Omit every picture and output the rest of the records exactly as they are.
-----
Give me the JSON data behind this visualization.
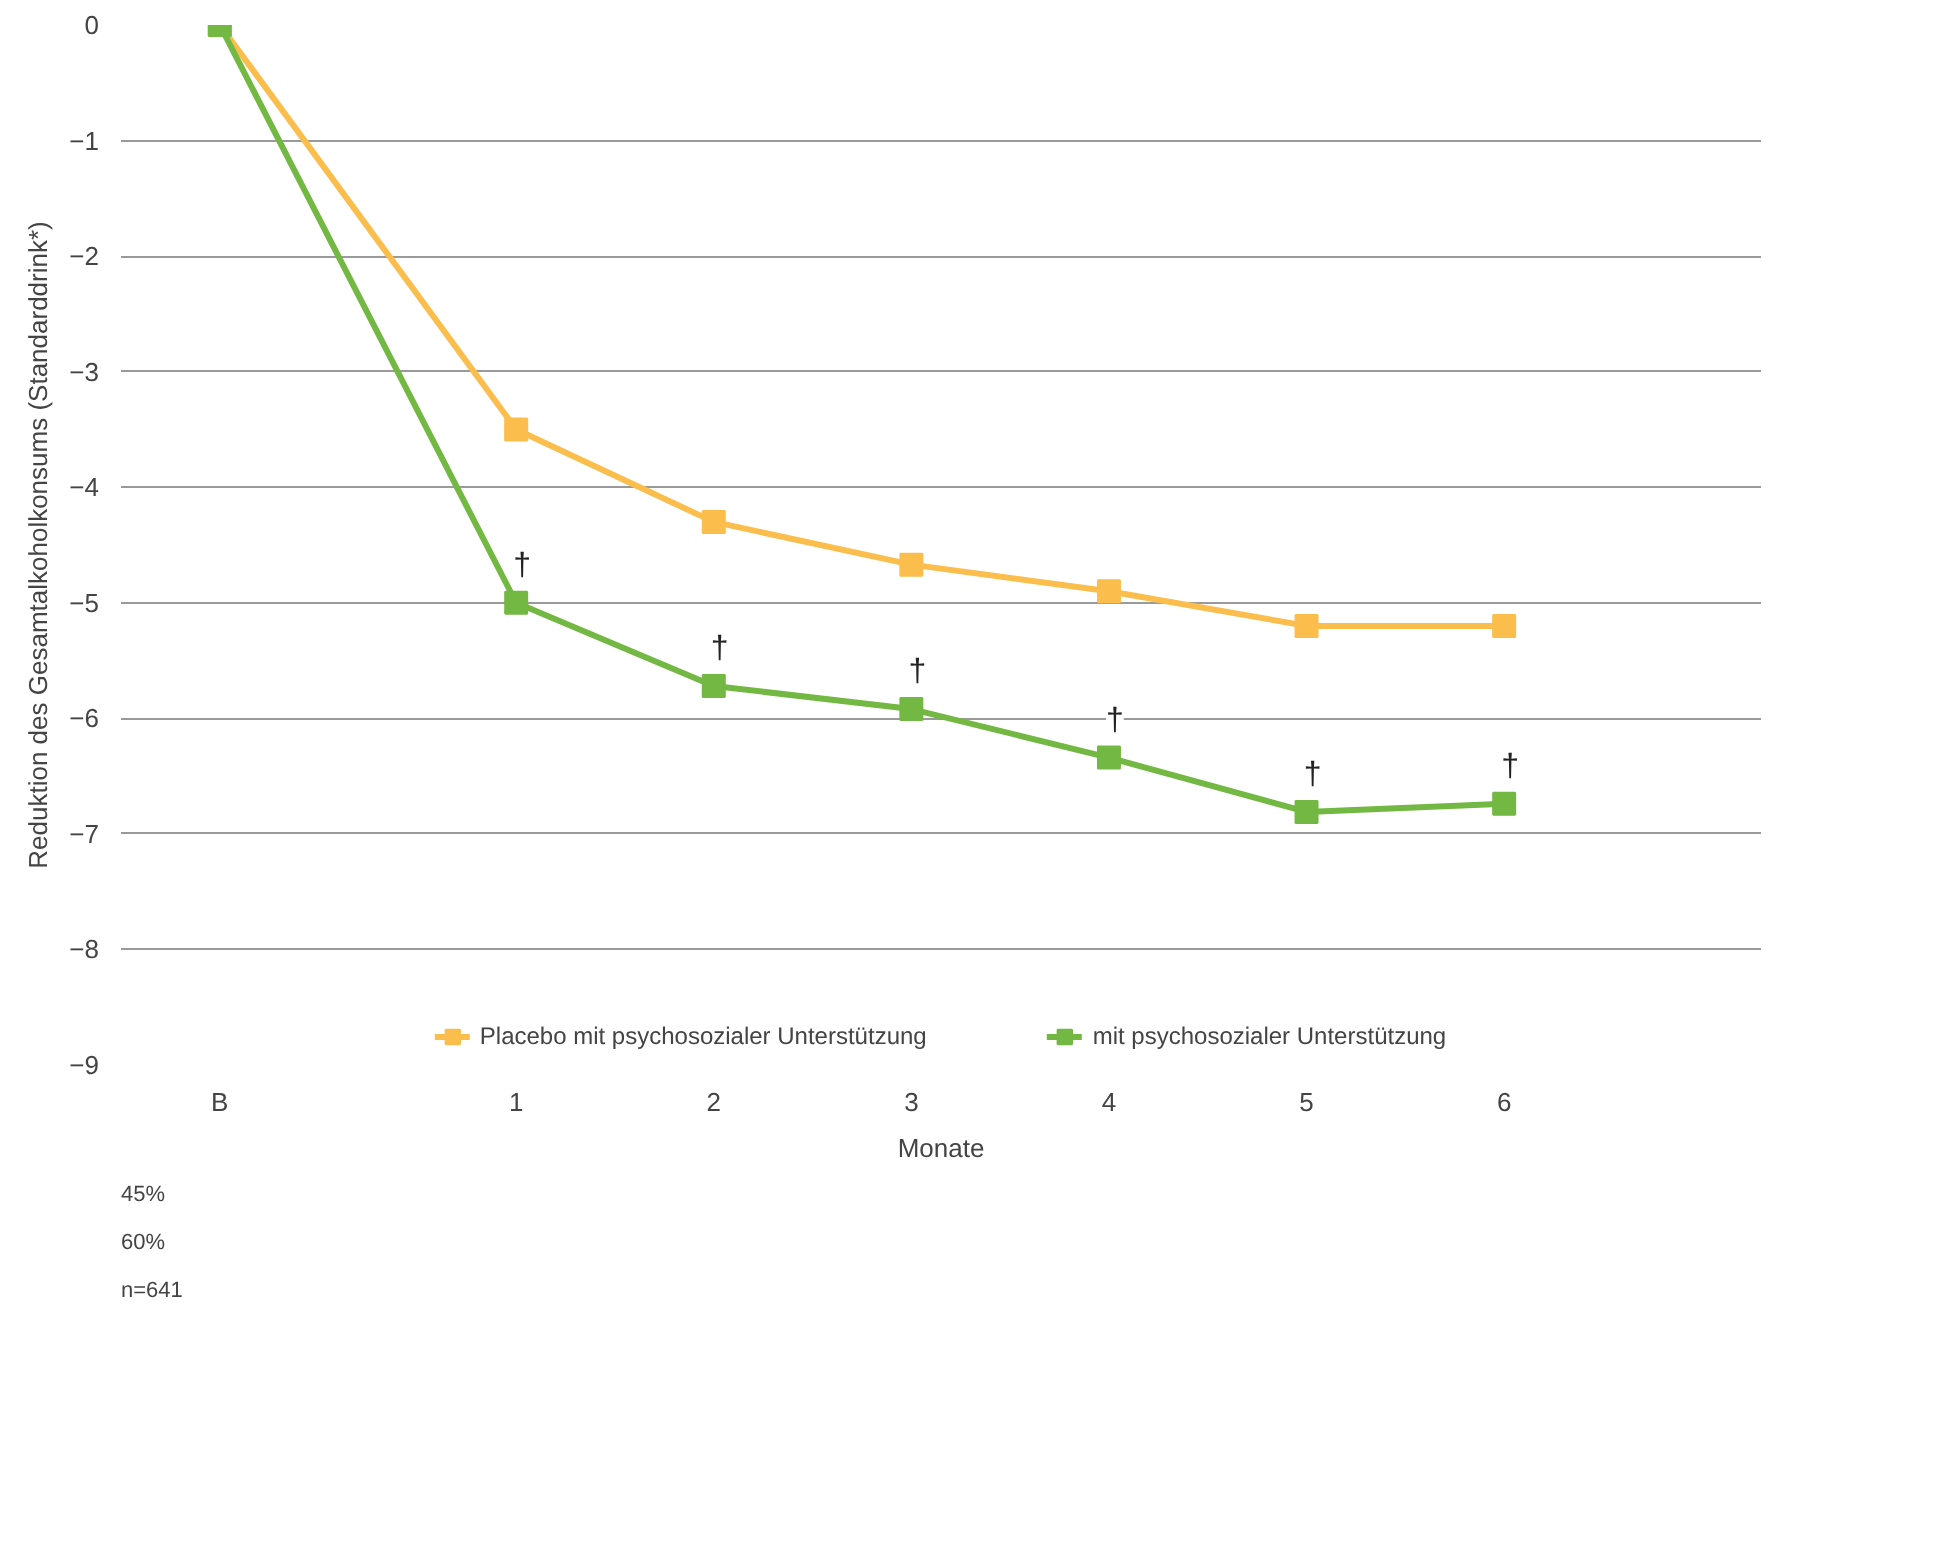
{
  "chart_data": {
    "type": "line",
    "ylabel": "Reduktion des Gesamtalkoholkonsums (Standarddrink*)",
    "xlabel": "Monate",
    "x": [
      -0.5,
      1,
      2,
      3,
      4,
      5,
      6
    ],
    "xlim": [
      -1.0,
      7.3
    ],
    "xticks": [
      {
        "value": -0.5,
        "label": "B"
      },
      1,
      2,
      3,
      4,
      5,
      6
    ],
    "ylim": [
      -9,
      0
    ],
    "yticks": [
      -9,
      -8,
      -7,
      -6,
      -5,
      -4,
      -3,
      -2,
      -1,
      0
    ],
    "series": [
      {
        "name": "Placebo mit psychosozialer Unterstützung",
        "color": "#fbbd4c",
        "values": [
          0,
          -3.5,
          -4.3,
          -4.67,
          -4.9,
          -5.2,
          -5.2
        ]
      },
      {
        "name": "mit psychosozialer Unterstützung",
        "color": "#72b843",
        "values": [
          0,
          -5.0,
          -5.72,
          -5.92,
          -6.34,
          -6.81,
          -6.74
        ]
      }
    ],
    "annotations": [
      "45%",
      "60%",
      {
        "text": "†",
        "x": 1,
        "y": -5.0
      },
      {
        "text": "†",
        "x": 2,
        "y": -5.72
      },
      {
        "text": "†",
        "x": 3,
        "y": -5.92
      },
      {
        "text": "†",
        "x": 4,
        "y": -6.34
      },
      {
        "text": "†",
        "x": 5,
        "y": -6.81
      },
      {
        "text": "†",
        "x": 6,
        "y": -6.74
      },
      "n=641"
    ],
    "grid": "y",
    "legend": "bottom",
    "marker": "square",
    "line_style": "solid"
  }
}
-----
CORRECT RESPONSE:
Give me the JSON data behind this visualization.
{
  "chart_data": {
    "type": "line",
    "ylabel": "Reduktion des Gesamtalkoholkonsums (Standarddrink*)",
    "xlabel": "Monate",
    "x": [
      -0.5,
      1,
      2,
      3,
      4,
      5,
      6
    ],
    "xlim": [
      -1.0,
      7.3
    ],
    "xticks": [
      {
        "value": -0.5,
        "label": "B"
      },
      1,
      2,
      3,
      4,
      5,
      6
    ],
    "ylim": [
      -9,
      0
    ],
    "yticks": [
      -9,
      -8,
      -7,
      -6,
      -5,
      -4,
      -3,
      -2,
      -1,
      0
    ],
    "series": [
      {
        "name": "Placebo mit psychosozialer Unterstützung",
        "color": "#fbbd4c",
        "values": [
          0,
          -3.5,
          -4.3,
          -4.67,
          -4.9,
          -5.2,
          -5.2
        ]
      },
      {
        "name": "mit psychosozialer Unterstützung",
        "color": "#72b843",
        "values": [
          0,
          -5.0,
          -5.72,
          -5.92,
          -6.34,
          -6.81,
          -6.74
        ]
      }
    ],
    "annotations": [
      "45%",
      "60%",
      {
        "text": "†",
        "x": 1,
        "y": -5.0
      },
      {
        "text": "†",
        "x": 2,
        "y": -5.72
      },
      {
        "text": "†",
        "x": 3,
        "y": -5.92
      },
      {
        "text": "†",
        "x": 4,
        "y": -6.34
      },
      {
        "text": "†",
        "x": 5,
        "y": -6.81
      },
      {
        "text": "†",
        "x": 6,
        "y": -6.74
      },
      "n=641"
    ],
    "grid": "y",
    "legend": "bottom",
    "marker": "square",
    "line_style": "solid"
  }
}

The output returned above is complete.